Data tied to figure images:
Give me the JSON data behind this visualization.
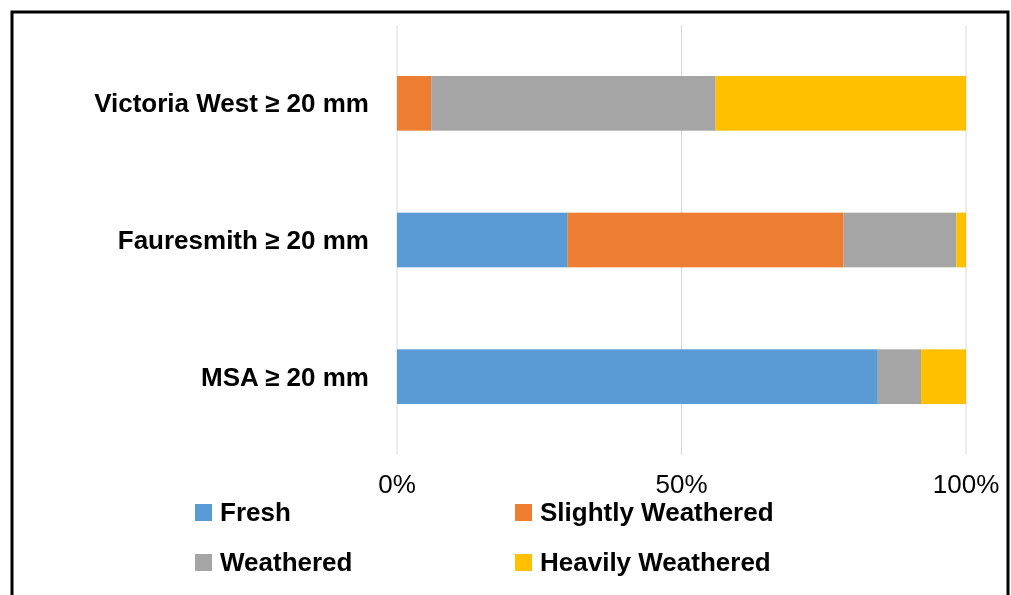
{
  "chart_data": {
    "type": "bar",
    "orientation": "horizontal",
    "stacked": true,
    "categories": [
      "Victoria West ≥ 20 mm",
      "Fauresmith ≥ 20 mm",
      "MSA ≥ 20 mm"
    ],
    "series": [
      {
        "name": "Fresh",
        "color": "#5b9bd5",
        "values": [
          0,
          30,
          84.5
        ]
      },
      {
        "name": "Slightly Weathered",
        "color": "#ed7d31",
        "values": [
          6,
          48.5,
          0
        ]
      },
      {
        "name": "Weathered",
        "color": "#a5a5a5",
        "values": [
          50,
          19.8,
          7.6
        ]
      },
      {
        "name": "Heavily Weathered",
        "color": "#ffc000",
        "values": [
          44,
          1.7,
          7.9
        ]
      }
    ],
    "xlim": [
      0,
      100
    ],
    "xticks": [
      {
        "value": 0,
        "label": "0%"
      },
      {
        "value": 50,
        "label": "50%"
      },
      {
        "value": 100,
        "label": "100%"
      }
    ],
    "grid": "x",
    "legend": "bottom"
  }
}
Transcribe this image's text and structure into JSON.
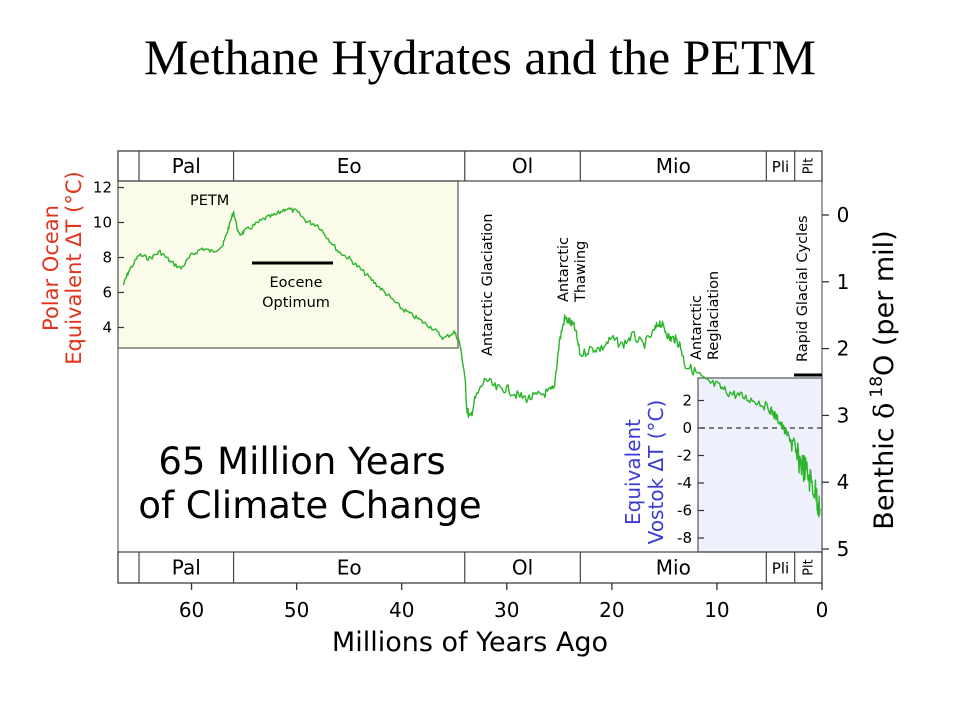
{
  "slide": {
    "title": "Methane Hydrates and the PETM"
  },
  "colors": {
    "series": "#2bb52b",
    "polar_label": "#e0341c",
    "vostok_label": "#3b3bd8",
    "top_inset_bg": "#fbfbea",
    "bottom_inset_bg": "#eef0fb"
  },
  "chart_data": {
    "type": "line",
    "title": "65 Million Years of Climate Change",
    "title_lines": [
      "65 Million Years",
      "of Climate Change"
    ],
    "xlabel": "Millions of Years Ago",
    "ylabel_right": "Benthic δ 18O (per mil)",
    "ylabel_right_parts": {
      "pre": "Benthic ",
      "delta": "δ",
      "sup": "18",
      "post": "O (per mil)"
    },
    "xlim": [
      67,
      0
    ],
    "ylim_right": [
      5,
      -0.3
    ],
    "right_axis_inverted": true,
    "x_ticks": [
      60,
      50,
      40,
      30,
      20,
      10,
      0
    ],
    "y_right_ticks": [
      0,
      1,
      2,
      3,
      4,
      5
    ],
    "epochs": [
      {
        "label": "Pal",
        "start": 65,
        "end": 56
      },
      {
        "label": "Eo",
        "start": 56,
        "end": 34
      },
      {
        "label": "Ol",
        "start": 34,
        "end": 23
      },
      {
        "label": "Mio",
        "start": 23,
        "end": 5.3
      },
      {
        "label": "Pli",
        "start": 5.3,
        "end": 2.6
      },
      {
        "label": "Plt",
        "start": 2.6,
        "end": 0
      }
    ],
    "polar_axis": {
      "label_line1": "Polar Ocean",
      "label_line2": "Equivalent  ΔT (°C)",
      "ticks": [
        "12",
        "10",
        "8",
        "6",
        "4"
      ],
      "tick_values": [
        12,
        10,
        8,
        6,
        4
      ]
    },
    "vostok_axis": {
      "label_line1": "Equivalent",
      "label_line2": "Vostok  ΔT (°C)",
      "ticks": [
        "2",
        "0",
        "-2",
        "-4",
        "-6",
        "-8"
      ],
      "tick_values": [
        2,
        0,
        -2,
        -4,
        -6,
        -8
      ]
    },
    "annotations": {
      "petm": "PETM",
      "eocene_optimum": [
        "Eocene",
        "Optimum"
      ],
      "antarctic_glaciation": "Antarctic Glaciation",
      "antarctic_thawing": [
        "Antarctic",
        "Thawing"
      ],
      "antarctic_reglaciation": [
        "Antarctic",
        "Reglaciation"
      ],
      "rapid_glacial_cycles": "Rapid Glacial Cycles"
    },
    "series": [
      {
        "x": [
          66.5,
          66,
          65,
          64,
          63,
          62,
          61,
          60,
          59,
          58,
          57,
          56.5,
          56,
          55.5,
          55,
          54,
          53,
          52,
          51,
          50,
          49,
          48,
          47,
          46,
          45,
          44,
          43,
          42,
          41,
          40,
          39,
          38,
          37,
          36,
          35,
          34.5,
          34,
          33.8,
          33.5,
          33,
          32,
          31,
          30,
          29,
          28,
          27,
          26,
          25.5,
          25,
          24.5,
          24,
          23.5,
          23,
          22,
          21,
          20,
          19,
          18,
          17,
          16,
          15.5,
          15,
          14.5,
          14,
          13.5,
          13,
          12,
          11,
          10,
          9,
          8,
          7,
          6,
          5,
          4.5,
          4,
          3.5,
          3,
          2.5,
          2,
          1.5,
          1,
          0.5,
          0.2
        ],
        "values": [
          1.05,
          0.85,
          0.6,
          0.65,
          0.55,
          0.7,
          0.8,
          0.6,
          0.5,
          0.55,
          0.45,
          0.2,
          -0.05,
          0.3,
          0.25,
          0.15,
          0.05,
          0.0,
          -0.1,
          -0.05,
          0.1,
          0.15,
          0.35,
          0.55,
          0.65,
          0.8,
          0.95,
          1.1,
          1.25,
          1.4,
          1.5,
          1.6,
          1.7,
          1.85,
          1.75,
          1.9,
          2.4,
          2.9,
          3.05,
          2.75,
          2.45,
          2.6,
          2.6,
          2.7,
          2.75,
          2.7,
          2.65,
          2.6,
          1.9,
          1.55,
          1.6,
          1.7,
          2.1,
          2.0,
          2.0,
          1.85,
          1.95,
          1.8,
          1.95,
          1.75,
          1.6,
          1.7,
          1.85,
          1.85,
          1.95,
          2.25,
          2.35,
          2.5,
          2.55,
          2.65,
          2.7,
          2.75,
          2.8,
          2.9,
          3.0,
          3.1,
          3.25,
          3.35,
          3.6,
          3.7,
          3.85,
          4.0,
          4.2,
          4.4
        ]
      }
    ]
  }
}
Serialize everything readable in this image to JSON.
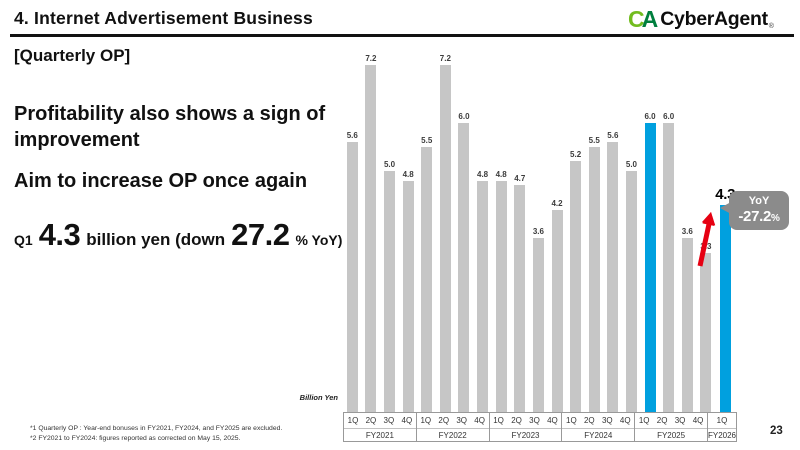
{
  "header": {
    "title": "4.  Internet Advertisement Business",
    "logo": {
      "mark_c": "C",
      "mark_a": "A",
      "name": "CyberAgent",
      "registered": "®"
    }
  },
  "left": {
    "section_label": "[Quarterly OP]",
    "message_line1": "Profitability also shows a sign of improvement",
    "message_line2": "Aim to increase OP once again",
    "kpi": {
      "prefix": "Q1",
      "value": "4.3",
      "mid": "billion yen (down",
      "pct": "27.2",
      "suffix": "% YoY)"
    }
  },
  "chart": {
    "unit_label": "Billion Yen"
  },
  "callout": {
    "line1": "YoY",
    "value": "-27.2",
    "pct_sign": "%"
  },
  "footnotes": [
    "*1  Quarterly OP : Year-end bonuses in FY2021, FY2024, and FY2025 are excluded.",
    "*2  FY2021 to FY2024: figures reported as corrected on May 15, 2025."
  ],
  "page_number": "23",
  "chart_data": {
    "type": "bar",
    "title": "[Quarterly OP]",
    "ylabel": "Billion Yen",
    "ylim": [
      0,
      7.5
    ],
    "grid": false,
    "bar_color": "#c6c6c6",
    "highlight_color": "#00a0df",
    "groups": [
      {
        "fy": "FY2021",
        "quarters": [
          "1Q",
          "2Q",
          "3Q",
          "4Q"
        ],
        "values": [
          5.6,
          7.2,
          5.0,
          4.8
        ]
      },
      {
        "fy": "FY2022",
        "quarters": [
          "1Q",
          "2Q",
          "3Q",
          "4Q"
        ],
        "values": [
          5.5,
          7.2,
          6.0,
          4.8
        ]
      },
      {
        "fy": "FY2023",
        "quarters": [
          "1Q",
          "2Q",
          "3Q",
          "4Q"
        ],
        "values": [
          4.8,
          4.7,
          3.6,
          4.2
        ]
      },
      {
        "fy": "FY2024",
        "quarters": [
          "1Q",
          "2Q",
          "3Q",
          "4Q"
        ],
        "values": [
          5.2,
          5.5,
          5.6,
          5.0
        ]
      },
      {
        "fy": "FY2025",
        "quarters": [
          "1Q",
          "2Q",
          "3Q",
          "4Q"
        ],
        "values": [
          6.0,
          6.0,
          3.6,
          3.3
        ]
      },
      {
        "fy": "FY2026",
        "quarters": [
          "1Q"
        ],
        "values": [
          4.3
        ]
      }
    ],
    "highlighted": [
      {
        "fy": "FY2025",
        "q": "1Q"
      },
      {
        "fy": "FY2026",
        "q": "1Q"
      }
    ],
    "emphasized": [
      {
        "fy": "FY2026",
        "q": "1Q"
      }
    ],
    "annotations": {
      "yoy_change": "-27.2%",
      "arrow": "red arrow from FY2025 4Q up to FY2026 1Q bar"
    }
  }
}
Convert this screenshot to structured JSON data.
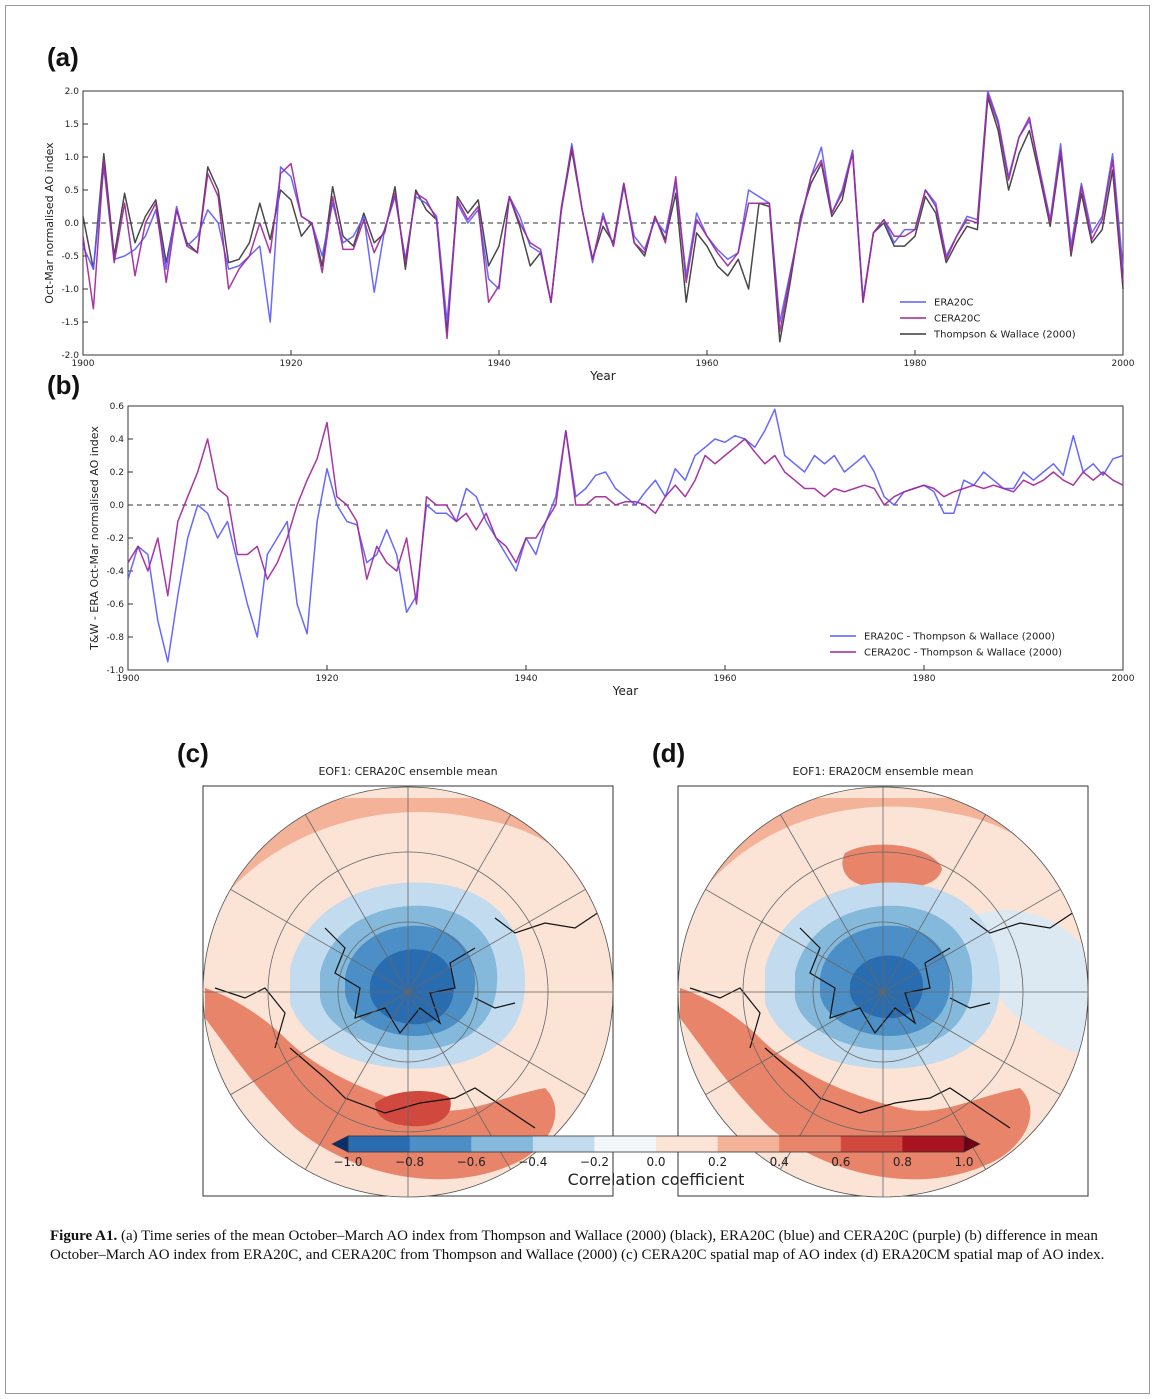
{
  "figure": {
    "caption_label": "Figure A1.",
    "caption_text": " (a) Time series of the mean October–March AO index from Thompson and Wallace (2000) (black), ERA20C (blue) and CERA20C (purple) (b) difference in mean October–March AO index from ERA20C, and CERA20C from Thompson and Wallace (2000) (c) CERA20C spatial map of AO index (d) ERA20CM spatial map of AO index."
  },
  "chart_data": [
    {
      "panel": "(a)",
      "type": "line",
      "xlabel": "Year",
      "ylabel": "Oct-Mar normalised AO index",
      "xlim": [
        1900,
        2000
      ],
      "ylim": [
        -2.0,
        2.0
      ],
      "xticks": [
        "1900",
        "1920",
        "1940",
        "1960",
        "1980",
        "2000"
      ],
      "yticks": [
        "2.0",
        "1.5",
        "1.0",
        "0.5",
        "0.0",
        "-0.5",
        "-1.0",
        "-1.5",
        "-2.0"
      ],
      "legend_position": "lower-right",
      "zero_line": true,
      "colors": {
        "ERA20C": "#5b5bff",
        "CERA20C": "#a0269a",
        "Thompson & Wallace (2000)": "#3a3a3a"
      },
      "series": [
        {
          "name": "Thompson & Wallace (2000)",
          "color": "#3a3a3a",
          "values": [
            0.1,
            -0.7,
            1.05,
            -0.5,
            0.45,
            -0.3,
            0.1,
            0.35,
            -0.6,
            0.2,
            -0.3,
            -0.45,
            0.85,
            0.5,
            -0.6,
            -0.55,
            -0.3,
            0.3,
            -0.25,
            0.5,
            0.35,
            -0.2,
            0.0,
            -0.65,
            0.55,
            -0.2,
            -0.35,
            0.15,
            -0.3,
            -0.15,
            0.55,
            -0.7,
            0.5,
            0.2,
            0.05,
            -1.65,
            0.4,
            0.15,
            0.35,
            -0.65,
            -0.35,
            0.4,
            -0.05,
            -0.65,
            -0.45,
            -1.2,
            0.2,
            1.1,
            0.2,
            -0.55,
            -0.05,
            -0.3,
            0.6,
            -0.3,
            -0.5,
            0.1,
            -0.25,
            0.45,
            -1.2,
            -0.15,
            -0.35,
            -0.65,
            -0.8,
            -0.55,
            -1.0,
            0.3,
            0.25,
            -1.8,
            -0.9,
            0.1,
            0.6,
            0.9,
            0.1,
            0.35,
            1.1,
            -1.2,
            -0.15,
            0.0,
            -0.35,
            -0.35,
            -0.2,
            0.4,
            0.15,
            -0.6,
            -0.3,
            -0.05,
            -0.1,
            1.9,
            1.4,
            0.5,
            1.05,
            1.4,
            0.7,
            -0.05,
            1.05,
            -0.5,
            0.45,
            -0.3,
            -0.1,
            0.8,
            -1.0
          ]
        },
        {
          "name": "ERA20C",
          "color": "#5b5bff",
          "values": [
            -0.35,
            -0.7,
            0.85,
            -0.55,
            -0.5,
            -0.4,
            -0.2,
            0.2,
            -0.7,
            0.25,
            -0.35,
            -0.2,
            0.2,
            0.0,
            -0.7,
            -0.65,
            -0.5,
            -0.35,
            -1.5,
            0.85,
            0.7,
            0.1,
            0.0,
            -0.5,
            0.3,
            -0.3,
            -0.2,
            0.1,
            -1.05,
            -0.1,
            0.4,
            -0.55,
            0.4,
            0.3,
            0.1,
            -1.5,
            0.3,
            0.0,
            0.2,
            -0.85,
            -1.0,
            0.4,
            0.1,
            -0.35,
            -0.45,
            -1.2,
            0.2,
            1.2,
            0.2,
            -0.6,
            0.15,
            -0.35,
            0.55,
            -0.2,
            -0.4,
            0.05,
            -0.15,
            0.6,
            -0.8,
            0.15,
            -0.2,
            -0.4,
            -0.55,
            -0.45,
            0.5,
            0.4,
            0.3,
            -1.5,
            -0.75,
            0.0,
            0.7,
            1.15,
            0.15,
            0.5,
            1.1,
            -1.15,
            -0.15,
            0.05,
            -0.3,
            -0.1,
            -0.1,
            0.5,
            0.3,
            -0.5,
            -0.2,
            0.1,
            0.05,
            2.0,
            1.55,
            0.7,
            1.3,
            1.55,
            0.8,
            0.05,
            1.2,
            -0.35,
            0.6,
            -0.15,
            0.1,
            1.05,
            -0.7
          ]
        },
        {
          "name": "CERA20C",
          "color": "#a0269a",
          "values": [
            -0.2,
            -1.3,
            0.95,
            -0.6,
            0.3,
            -0.8,
            0.0,
            0.3,
            -0.9,
            0.2,
            -0.35,
            -0.45,
            0.75,
            0.4,
            -1.0,
            -0.7,
            -0.5,
            0.0,
            -0.45,
            0.75,
            0.9,
            0.1,
            0.0,
            -0.75,
            0.4,
            -0.4,
            -0.4,
            0.05,
            -0.45,
            -0.1,
            0.45,
            -0.6,
            0.45,
            0.35,
            0.05,
            -1.75,
            0.35,
            0.05,
            0.25,
            -1.2,
            -0.95,
            0.4,
            0.0,
            -0.3,
            -0.4,
            -1.2,
            0.25,
            1.15,
            0.2,
            -0.55,
            0.1,
            -0.35,
            0.6,
            -0.3,
            -0.45,
            0.1,
            -0.3,
            0.7,
            -0.9,
            0.05,
            -0.2,
            -0.45,
            -0.65,
            -0.45,
            0.3,
            0.3,
            0.3,
            -1.65,
            -0.8,
            0.05,
            0.7,
            0.95,
            0.15,
            0.45,
            1.05,
            -1.2,
            -0.15,
            0.05,
            -0.2,
            -0.2,
            -0.1,
            0.5,
            0.25,
            -0.55,
            -0.2,
            0.05,
            0.0,
            1.95,
            1.5,
            0.65,
            1.3,
            1.6,
            0.75,
            0.0,
            1.1,
            -0.45,
            0.55,
            -0.25,
            0.05,
            0.95,
            -0.9
          ]
        }
      ]
    },
    {
      "panel": "(b)",
      "type": "line",
      "xlabel": "Year",
      "ylabel": "T&W - ERA Oct-Mar normalised AO index",
      "xlim": [
        1900,
        2000
      ],
      "ylim": [
        -1.0,
        0.6
      ],
      "xticks": [
        "1900",
        "1920",
        "1940",
        "1960",
        "1980",
        "2000"
      ],
      "yticks": [
        "0.6",
        "0.4",
        "0.2",
        "0.0",
        "-0.2",
        "-0.4",
        "-0.6",
        "-0.8",
        "-1.0"
      ],
      "legend_position": "lower-right",
      "zero_line": true,
      "colors": {
        "ERA20C - Thompson & Wallace (2000)": "#5b5bff",
        "CERA20C - Thompson & Wallace (2000)": "#a0269a"
      },
      "series": [
        {
          "name": "ERA20C - Thompson & Wallace (2000)",
          "color": "#5b5bff",
          "values": [
            -0.45,
            -0.25,
            -0.3,
            -0.7,
            -0.95,
            -0.55,
            -0.2,
            0.0,
            -0.05,
            -0.2,
            -0.1,
            -0.35,
            -0.6,
            -0.8,
            -0.3,
            -0.2,
            -0.1,
            -0.6,
            -0.78,
            -0.1,
            0.22,
            0.0,
            -0.1,
            -0.12,
            -0.35,
            -0.3,
            -0.15,
            -0.3,
            -0.65,
            -0.55,
            0.0,
            -0.05,
            -0.05,
            -0.1,
            0.1,
            0.05,
            -0.1,
            -0.2,
            -0.3,
            -0.4,
            -0.2,
            -0.3,
            -0.1,
            0.05,
            0.45,
            0.05,
            0.1,
            0.18,
            0.2,
            0.1,
            0.05,
            0.0,
            0.08,
            0.15,
            0.05,
            0.22,
            0.15,
            0.3,
            0.35,
            0.4,
            0.38,
            0.42,
            0.4,
            0.35,
            0.45,
            0.58,
            0.3,
            0.25,
            0.2,
            0.3,
            0.25,
            0.3,
            0.2,
            0.25,
            0.3,
            0.2,
            0.05,
            0.0,
            0.08,
            0.1,
            0.12,
            0.08,
            -0.05,
            -0.05,
            0.15,
            0.12,
            0.2,
            0.15,
            0.1,
            0.1,
            0.2,
            0.15,
            0.2,
            0.25,
            0.18,
            0.42,
            0.2,
            0.25,
            0.18,
            0.28,
            0.3
          ]
        },
        {
          "name": "CERA20C - Thompson & Wallace (2000)",
          "color": "#a0269a",
          "values": [
            -0.35,
            -0.25,
            -0.4,
            -0.2,
            -0.55,
            -0.1,
            0.05,
            0.2,
            0.4,
            0.1,
            0.05,
            -0.3,
            -0.3,
            -0.25,
            -0.45,
            -0.35,
            -0.2,
            0.0,
            0.15,
            0.28,
            0.5,
            0.05,
            0.0,
            -0.1,
            -0.45,
            -0.25,
            -0.35,
            -0.4,
            -0.2,
            -0.6,
            0.05,
            0.0,
            0.0,
            -0.1,
            -0.05,
            -0.15,
            -0.05,
            -0.2,
            -0.25,
            -0.35,
            -0.2,
            -0.2,
            -0.1,
            0.0,
            0.45,
            0.0,
            0.0,
            0.05,
            0.05,
            0.0,
            0.02,
            0.02,
            0.0,
            -0.05,
            0.05,
            0.12,
            0.05,
            0.15,
            0.3,
            0.25,
            0.3,
            0.35,
            0.4,
            0.32,
            0.25,
            0.3,
            0.2,
            0.15,
            0.1,
            0.1,
            0.05,
            0.1,
            0.08,
            0.1,
            0.12,
            0.1,
            0.0,
            0.05,
            0.08,
            0.1,
            0.12,
            0.1,
            0.05,
            0.08,
            0.1,
            0.12,
            0.1,
            0.12,
            0.1,
            0.08,
            0.15,
            0.12,
            0.15,
            0.2,
            0.15,
            0.12,
            0.2,
            0.15,
            0.2,
            0.15,
            0.12
          ]
        }
      ]
    },
    {
      "panel": "(c)",
      "type": "heatmap",
      "title": "EOF1: CERA20C ensemble mean",
      "projection": "north polar stereographic"
    },
    {
      "panel": "(d)",
      "type": "heatmap",
      "title": "EOF1: ERA20CM ensemble mean",
      "projection": "north polar stereographic"
    },
    {
      "panel": "colorbar",
      "type": "heatmap",
      "label": "Correlation coefficient",
      "ticks": [
        "−1.0",
        "−0.8",
        "−0.6",
        "−0.4",
        "−0.2",
        "0.0",
        "0.2",
        "0.4",
        "0.6",
        "0.8",
        "1.0"
      ],
      "range": [
        -1.0,
        1.0
      ],
      "colors": [
        "#08306b",
        "#2a6cb0",
        "#4b8fc6",
        "#84b9dc",
        "#c2dbee",
        "#f3f6f8",
        "#fbe3d6",
        "#f4b399",
        "#e8846a",
        "#d1493e",
        "#a8141f",
        "#6d0013"
      ]
    }
  ]
}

» PROBLEM STATEMENT: Copy every line in the records above that contains the word "Climate".

» SOLUTION TO THE PROBLEM:
    "title": "65 Million Years of Climate Change",
      "of Climate Change"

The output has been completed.